◆ Objective
Report how many lines of the entries below contain the word "this", and nothing more.

** Start Record extracts **

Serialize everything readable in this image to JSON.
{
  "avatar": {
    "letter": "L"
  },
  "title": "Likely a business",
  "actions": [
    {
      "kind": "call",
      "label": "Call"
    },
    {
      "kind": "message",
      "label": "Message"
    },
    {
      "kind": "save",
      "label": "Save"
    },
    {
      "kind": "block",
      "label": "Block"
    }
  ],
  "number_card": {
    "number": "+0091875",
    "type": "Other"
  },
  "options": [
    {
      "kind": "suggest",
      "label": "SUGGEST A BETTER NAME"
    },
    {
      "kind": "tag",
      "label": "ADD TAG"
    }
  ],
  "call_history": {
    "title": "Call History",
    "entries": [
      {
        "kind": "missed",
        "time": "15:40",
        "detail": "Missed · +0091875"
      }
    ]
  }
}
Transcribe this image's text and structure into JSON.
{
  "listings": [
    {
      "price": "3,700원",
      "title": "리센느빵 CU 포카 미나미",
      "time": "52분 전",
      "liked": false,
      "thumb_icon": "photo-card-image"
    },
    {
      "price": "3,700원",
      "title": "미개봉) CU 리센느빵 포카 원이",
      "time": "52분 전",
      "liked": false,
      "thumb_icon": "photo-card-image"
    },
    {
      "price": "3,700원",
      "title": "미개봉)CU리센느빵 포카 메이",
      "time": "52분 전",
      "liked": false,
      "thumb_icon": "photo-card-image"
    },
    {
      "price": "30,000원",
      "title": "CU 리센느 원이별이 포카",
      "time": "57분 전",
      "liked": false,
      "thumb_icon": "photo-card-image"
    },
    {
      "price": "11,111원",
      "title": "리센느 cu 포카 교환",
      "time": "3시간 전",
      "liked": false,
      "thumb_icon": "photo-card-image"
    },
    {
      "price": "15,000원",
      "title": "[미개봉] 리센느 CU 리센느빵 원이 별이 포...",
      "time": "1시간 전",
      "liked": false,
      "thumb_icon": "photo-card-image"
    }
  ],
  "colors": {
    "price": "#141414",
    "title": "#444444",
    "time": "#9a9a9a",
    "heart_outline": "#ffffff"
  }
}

** End Record extracts **

◆ Answer to the problem
2